**Given request:** Take every line from the listing below that contains "только".

################

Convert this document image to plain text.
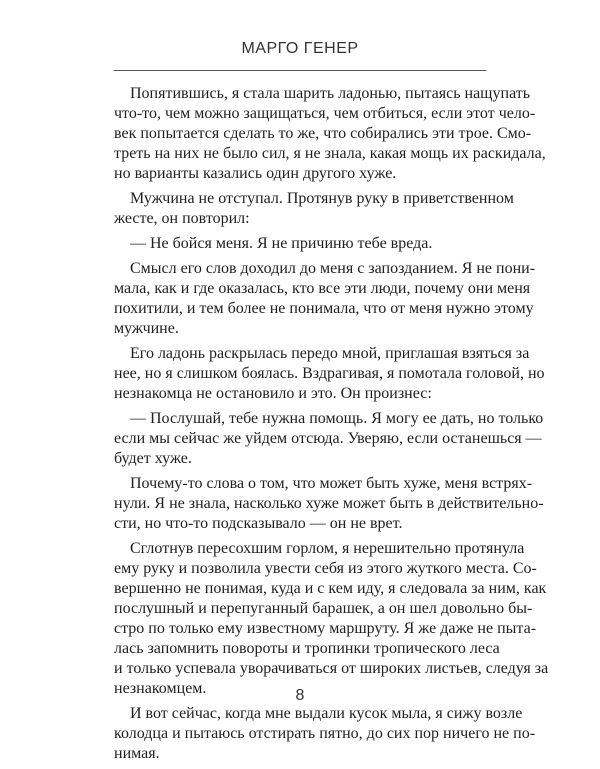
МАРГО ГЕНЕР
Попятившись, я стала шарить ладонью, пытаясь нащупать
что-то, чем можно защищаться, чем отбиться, если этот чело-
век попытается сделать то же, что собирались эти трое. Смо-
треть на них не было сил, я не знала, какая мощь их раскидала,
но варианты казались один другого хуже.
Мужчина не отступал. Протянув руку в приветственном
жесте, он повторил:
— Не бойся меня. Я не причиню тебе вреда.
Смысл его слов доходил до меня с запозданием. Я не пони-
мала, как и где оказалась, кто все эти люди, почему они меня
похитили, и тем более не понимала, что от меня нужно этому
мужчине.
Его ладонь раскрылась передо мной, приглашая взяться за
нее, но я слишком боялась. Вздрагивая, я помотала головой, но
незнакомца не остановило и это. Он произнес:
— Послушай, тебе нужна помощь. Я могу ее дать, но только
если мы сейчас же уйдем отсюда. Уверяю, если останешься —
будет хуже.
Почему-то слова о том, что может быть хуже, меня встрях-
нули. Я не знала, насколько хуже может быть в действительно-
сти, но что-то подсказывало — он не врет.
Сглотнув пересохшим горлом, я нерешительно протянула
ему руку и позволила увести себя из этого жуткого места. Со-
вершенно не понимая, куда и с кем иду, я следовала за ним, как
послушный и перепуганный барашек, а он шел довольно бы-
стро по только ему известному маршруту. Я же даже не пыта-
лась запомнить повороты и тропинки тропического леса
и только успевала уворачиваться от широких листьев, следуя за
незнакомцем.
И вот сейчас, когда мне выдали кусок мыла, я сижу возле
колодца и пытаюсь отстирать пятно, до сих пор ничего не по-
нимая.
8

################

**Correct answer:**
— Послушай, тебе нужна помощь. Я могу ее дать, но только
стро по только ему известному маршруту. Я же даже не пыта-
и только успевала уворачиваться от широких листьев, следуя за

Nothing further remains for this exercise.